COMPITO DA SVOLGERE — Modifica tutti i record sostituendo ogni occorrenza di "candle-body" con "corpo-candela" e lasciando invariato tutto il resto. Riporta il risultato senza includere le immagini.

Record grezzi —
- - -

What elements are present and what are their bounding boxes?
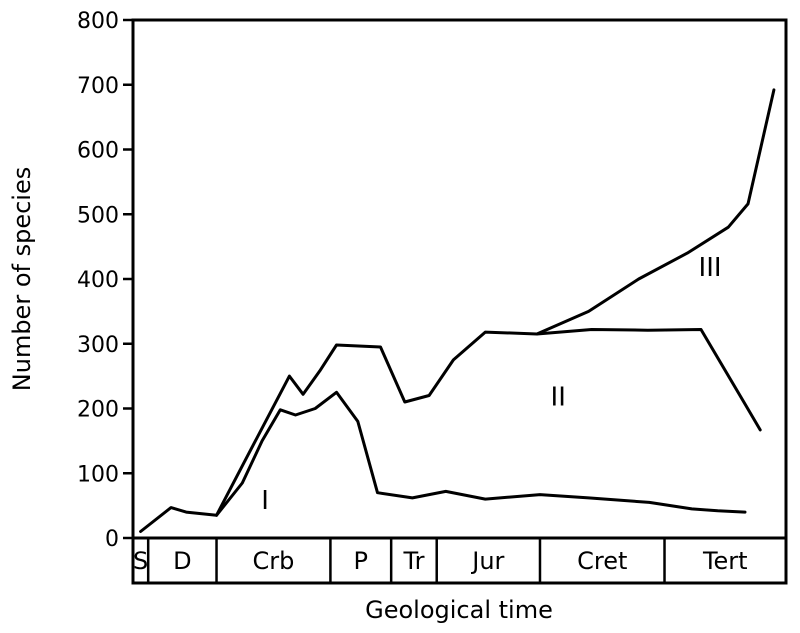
y-axis-title: Number of species (8, 167, 36, 391)
y-tick-label: 700 (77, 74, 119, 99)
y-tick-label: 600 (77, 139, 119, 164)
series-line-3 (535, 88, 776, 336)
y-tick-label: 500 (77, 203, 119, 228)
period-label-cret: Cret (577, 547, 627, 575)
y-tick-label: 800 (77, 9, 119, 34)
y-tick-label: 400 (77, 268, 119, 293)
period-label-p: P (354, 547, 368, 575)
x-axis-title: Geological time (365, 596, 553, 624)
series-line-1 (139, 390, 747, 533)
period-label-d: D (173, 547, 191, 575)
y-tick-label: 0 (105, 527, 119, 552)
period-label-s: S (133, 547, 148, 575)
plot-frame (131, 18, 788, 585)
period-bar: S D Crb P Tr Jur Cret Tert (133, 538, 748, 583)
y-tick-label: 100 (77, 462, 119, 487)
series-lines (139, 88, 776, 533)
series-line-2 (215, 328, 762, 517)
period-label-crb: Crb (253, 547, 295, 575)
period-label-tr: Tr (402, 547, 424, 575)
period-label-tert: Tert (702, 547, 748, 575)
region-label-ii: II (551, 382, 566, 412)
y-tick-label: 300 (77, 333, 119, 358)
period-label-jur: Jur (470, 547, 504, 575)
y-tick-label: 200 (77, 398, 119, 423)
region-label-iii: III (699, 253, 722, 283)
region-label-i: I (261, 486, 269, 516)
y-axis-ticks: 0 100 200 300 400 500 600 700 800 (77, 9, 133, 552)
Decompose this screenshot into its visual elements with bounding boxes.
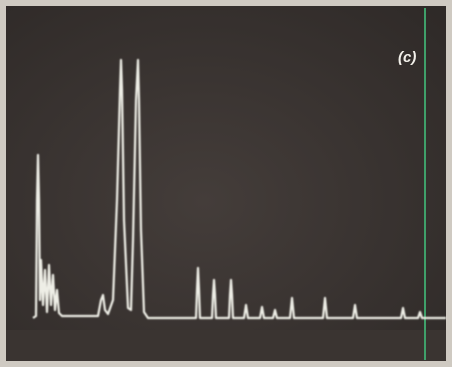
panel-label: (c) [398, 49, 416, 66]
screen-bottom [6, 330, 446, 361]
screen [6, 6, 446, 361]
spectrum-trace [32, 58, 446, 320]
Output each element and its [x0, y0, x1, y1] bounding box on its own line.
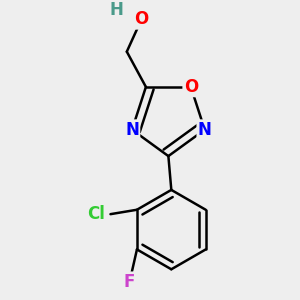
Text: Cl: Cl [87, 205, 105, 223]
Text: O: O [184, 78, 198, 96]
Text: H: H [110, 2, 123, 20]
Text: N: N [198, 121, 212, 139]
Text: O: O [134, 10, 148, 28]
Text: N: N [125, 121, 139, 139]
Text: F: F [124, 273, 135, 291]
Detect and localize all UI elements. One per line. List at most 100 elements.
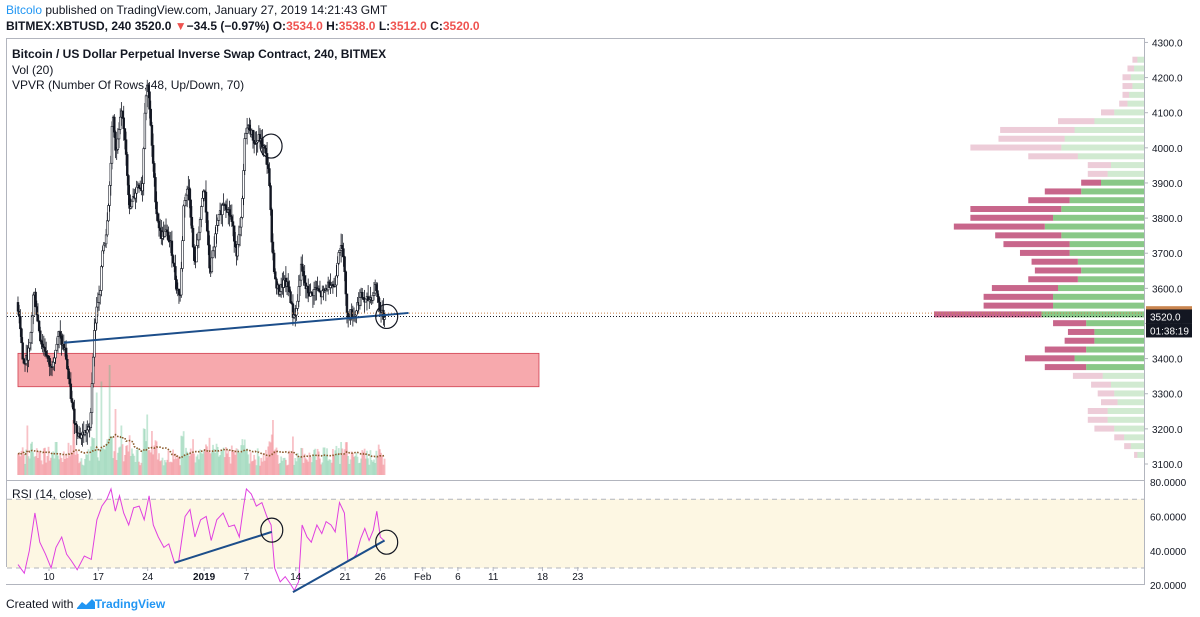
candle-body: [204, 191, 208, 213]
volume-bar: [337, 448, 340, 475]
tradingview-brand[interactable]: TradingView: [94, 597, 166, 611]
volume-bar: [343, 449, 346, 475]
volume-bar: [66, 458, 69, 475]
volume-bar: [32, 452, 35, 475]
candle-body: [122, 117, 125, 129]
candle-body: [167, 231, 170, 241]
volume-bar: [74, 454, 77, 475]
candle-body: [198, 219, 202, 233]
candle-body: [269, 185, 272, 211]
volume-bar: [46, 456, 49, 475]
volume-bar: [67, 442, 70, 475]
candle-body: [221, 204, 224, 216]
vpvr-up-bar: [1061, 232, 1144, 239]
volume-bar: [118, 447, 120, 475]
vpvr-down-bar: [1064, 337, 1095, 344]
candle-body: [108, 184, 111, 206]
candle-body: [99, 290, 102, 296]
candle-body: [270, 209, 273, 243]
vpvr-up-bar: [1041, 311, 1144, 318]
candle-body: [56, 336, 60, 345]
time-tick-label: Feb: [414, 572, 432, 583]
candle-body: [196, 239, 199, 246]
vpvr-up-bar: [1094, 328, 1144, 335]
volume-bar: [239, 453, 241, 475]
volume-bar: [129, 456, 132, 475]
volume-bar: [351, 452, 354, 475]
candle-body: [100, 266, 103, 291]
candle-body: [27, 347, 30, 361]
volume-bar: [241, 439, 244, 475]
candle-body: [337, 252, 340, 264]
candle-body: [97, 294, 101, 303]
volume-bar: [220, 451, 223, 475]
volume-bar: [355, 452, 358, 475]
candle-body: [124, 139, 128, 155]
price-tick-label: 4000.0: [1152, 144, 1183, 155]
vpvr-down-bar: [1101, 399, 1118, 406]
time-tick-label: 10: [43, 572, 55, 583]
candle-body: [19, 316, 22, 330]
candle-body: [142, 148, 145, 184]
volume-bar: [82, 465, 85, 475]
down-arrow-icon: ▼: [174, 19, 187, 33]
vpvr-down-bar: [1019, 249, 1070, 256]
volume-bar: [79, 461, 82, 475]
volume-bar: [316, 448, 319, 475]
candle-body: [210, 257, 214, 273]
volume-bar: [357, 463, 360, 475]
candle-body: [30, 315, 34, 333]
vpvr-up-bar: [1137, 56, 1144, 63]
candle-body: [94, 322, 97, 331]
volume-bar: [31, 441, 33, 475]
candle-body: [29, 332, 33, 344]
volume-bar: [176, 455, 179, 475]
candle-body: [60, 335, 63, 345]
candle-body: [21, 342, 24, 360]
volume-bar: [64, 459, 66, 475]
volume-bar: [303, 453, 306, 475]
vpvr-down-bar: [934, 311, 1042, 318]
candle-body: [289, 291, 292, 304]
volume-bar: [88, 460, 91, 475]
volume-bar: [168, 462, 171, 475]
volume-bar: [186, 451, 189, 475]
vpvr-up-bar: [1114, 390, 1144, 397]
candle-body: [345, 293, 349, 314]
volume-bar: [283, 457, 286, 475]
vpvr-up-bar: [1077, 276, 1144, 283]
volume-bar: [80, 458, 83, 475]
volume-bar: [205, 444, 207, 475]
volume-bar: [339, 463, 341, 475]
open-label: O:: [272, 19, 287, 33]
volume-bar: [331, 449, 334, 475]
volume-bar: [234, 454, 237, 475]
volume-bar: [304, 458, 307, 475]
vpvr-down-bar: [1134, 451, 1138, 458]
author-name[interactable]: Bitcolo: [6, 3, 43, 17]
vpvr-down-bar: [1122, 91, 1130, 98]
volume-bar: [22, 454, 25, 475]
volume-bar: [236, 449, 239, 475]
vpvr-up-bar: [1077, 153, 1144, 160]
candle-body: [364, 298, 367, 303]
volume-bar: [249, 452, 252, 475]
vpvr-up-bar: [1061, 144, 1144, 151]
candle-body: [243, 138, 246, 171]
volume-bar: [367, 458, 370, 475]
volume-bar: [293, 464, 296, 475]
volume-bar: [347, 455, 350, 475]
candle-body: [205, 211, 209, 232]
close-value: 3520.0: [442, 19, 480, 33]
volume-bar: [260, 457, 263, 475]
created-with-text: Created with: [6, 597, 74, 611]
candle-body: [232, 225, 236, 242]
volume-bar: [75, 450, 78, 475]
volume-bar: [189, 448, 192, 475]
price-tick-label: 3400.0: [1152, 355, 1183, 366]
price-tick-label: 3100.0: [1152, 460, 1183, 471]
candle-body: [171, 255, 175, 264]
volume-bar: [21, 447, 24, 475]
rsi-tick-label: 80.0000: [1150, 478, 1187, 489]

- - -

RISPOSTA FINALE —
What elements are present and what are their bounding boxes?
y-axis-title: Number of species (8, 167, 36, 391)
y-tick-label: 700 (77, 74, 119, 99)
y-tick-label: 600 (77, 139, 119, 164)
series-line-3 (535, 88, 776, 336)
y-tick-label: 500 (77, 203, 119, 228)
period-label-cret: Cret (577, 547, 627, 575)
y-tick-label: 800 (77, 9, 119, 34)
y-tick-label: 400 (77, 268, 119, 293)
period-label-p: P (354, 547, 368, 575)
x-axis-title: Geological time (365, 596, 553, 624)
series-line-1 (139, 390, 747, 533)
period-label-d: D (173, 547, 191, 575)
y-tick-label: 0 (105, 527, 119, 552)
period-label-s: S (133, 547, 148, 575)
plot-frame (131, 18, 788, 585)
period-bar: S D Crb P Tr Jur Cret Tert (133, 538, 748, 583)
y-tick-label: 100 (77, 462, 119, 487)
series-lines (139, 88, 776, 533)
series-line-2 (215, 328, 762, 517)
period-label-crb: Crb (253, 547, 295, 575)
period-label-tr: Tr (402, 547, 424, 575)
period-label-tert: Tert (702, 547, 748, 575)
region-label-ii: II (551, 382, 566, 412)
y-tick-label: 300 (77, 333, 119, 358)
period-label-jur: Jur (470, 547, 504, 575)
y-tick-label: 200 (77, 398, 119, 423)
region-label-iii: III (699, 253, 722, 283)
region-label-i: I (261, 486, 269, 516)
y-axis-ticks: 0 100 200 300 400 500 600 700 800 (77, 9, 133, 552)
Decompose this screenshot into its visual elements with bounding boxes.
panel-label: (c) [398, 49, 416, 66]
screen-bottom [6, 330, 446, 361]
screen [6, 6, 446, 361]
spectrum-trace [32, 58, 446, 320]
Output each element and its [x0, y0, x1, y1] bounding box on its own line.
Text: Cl: Cl [87, 205, 105, 223]
Text: O: O [184, 78, 198, 96]
Text: H: H [110, 2, 123, 20]
Text: N: N [198, 121, 212, 139]
Text: O: O [134, 10, 148, 28]
Text: N: N [125, 121, 139, 139]
Text: F: F [124, 273, 135, 291]
Detect and localize all UI elements. One per line. List at most 100 elements.
corpo-candela: [204, 191, 208, 213]
volume-bar: [337, 448, 340, 475]
tradingview-brand[interactable]: TradingView: [94, 597, 166, 611]
volume-bar: [343, 449, 346, 475]
volume-bar: [66, 458, 69, 475]
volume-bar: [32, 452, 35, 475]
corpo-candela: [122, 117, 125, 129]
corpo-candela: [167, 231, 170, 241]
volume-bar: [74, 454, 77, 475]
corpo-candela: [198, 219, 202, 233]
corpo-candela: [269, 185, 272, 211]
volume-bar: [46, 456, 49, 475]
volume-bar: [67, 442, 70, 475]
corpo-candela: [221, 204, 224, 216]
vpvr-up-bar: [1061, 232, 1144, 239]
volume-bar: [118, 447, 120, 475]
vpvr-down-bar: [1064, 337, 1095, 344]
corpo-candela: [108, 184, 111, 206]
corpo-candela: [99, 290, 102, 296]
corpo-candela: [270, 209, 273, 243]
vpvr-up-bar: [1041, 311, 1144, 318]
corpo-candela: [56, 336, 60, 345]
time-tick-label: Feb: [414, 572, 432, 583]
corpo-candela: [196, 239, 199, 246]
vpvr-up-bar: [1094, 328, 1144, 335]
volume-bar: [239, 453, 241, 475]
volume-bar: [129, 456, 132, 475]
volume-bar: [351, 452, 354, 475]
corpo-candela: [100, 266, 103, 291]
corpo-candela: [27, 347, 30, 361]
volume-bar: [241, 439, 244, 475]
corpo-candela: [337, 252, 340, 264]
corpo-candela: [97, 294, 101, 303]
volume-bar: [220, 451, 223, 475]
volume-bar: [355, 452, 358, 475]
corpo-candela: [124, 139, 128, 155]
price-tick-label: 4000.0: [1152, 144, 1183, 155]
vpvr-down-bar: [1101, 399, 1118, 406]
time-tick-label: 10: [43, 572, 55, 583]
corpo-candela: [19, 316, 22, 330]
corpo-candela: [142, 148, 145, 184]
volume-bar: [82, 465, 85, 475]
down-arrow-icon: ▼: [174, 19, 187, 33]
vpvr-down-bar: [1019, 249, 1070, 256]
volume-bar: [79, 461, 82, 475]
volume-bar: [316, 448, 319, 475]
corpo-candela: [210, 257, 214, 273]
volume-bar: [357, 463, 360, 475]
corpo-candela: [30, 315, 34, 333]
vpvr-up-bar: [1137, 56, 1144, 63]
corpo-candela: [94, 322, 97, 331]
volume-bar: [31, 441, 33, 475]
corpo-candela: [29, 332, 33, 344]
volume-bar: [176, 455, 179, 475]
corpo-candela: [60, 335, 63, 345]
corpo-candela: [21, 342, 24, 360]
volume-bar: [64, 459, 66, 475]
volume-bar: [303, 453, 306, 475]
vpvr-down-bar: [934, 311, 1042, 318]
corpo-candela: [289, 291, 292, 304]
volume-bar: [88, 460, 91, 475]
volume-bar: [168, 462, 171, 475]
volume-bar: [186, 451, 189, 475]
vpvr-up-bar: [1114, 390, 1144, 397]
corpo-candela: [345, 293, 349, 314]
volume-bar: [283, 457, 286, 475]
vpvr-up-bar: [1077, 276, 1144, 283]
volume-bar: [80, 458, 83, 475]
volume-bar: [205, 444, 207, 475]
volume-bar: [339, 463, 341, 475]
open-label: O:: [272, 19, 287, 33]
volume-bar: [331, 449, 334, 475]
volume-bar: [234, 454, 237, 475]
volume-bar: [304, 458, 307, 475]
vpvr-down-bar: [1134, 451, 1138, 458]
author-name[interactable]: Bitcolo: [6, 3, 43, 17]
vpvr-down-bar: [1122, 91, 1130, 98]
volume-bar: [22, 454, 25, 475]
volume-bar: [236, 449, 239, 475]
vpvr-up-bar: [1077, 153, 1144, 160]
corpo-candela: [364, 298, 367, 303]
volume-bar: [249, 452, 252, 475]
vpvr-up-bar: [1061, 144, 1144, 151]
corpo-candela: [243, 138, 246, 171]
volume-bar: [367, 458, 370, 475]
volume-bar: [293, 464, 296, 475]
volume-bar: [347, 455, 350, 475]
corpo-candela: [205, 211, 209, 232]
close-value: 3520.0: [442, 19, 480, 33]
volume-bar: [260, 457, 263, 475]
created-with-text: Created with: [6, 597, 74, 611]
corpo-candela: [232, 225, 236, 242]
volume-bar: [75, 450, 78, 475]
volume-bar: [189, 448, 192, 475]
price-tick-label: 3400.0: [1152, 355, 1183, 366]
price-tick-label: 3100.0: [1152, 460, 1183, 471]
corpo-candela: [171, 255, 175, 264]
volume-bar: [21, 447, 24, 475]
rsi-tick-label: 80.0000: [1150, 478, 1187, 489]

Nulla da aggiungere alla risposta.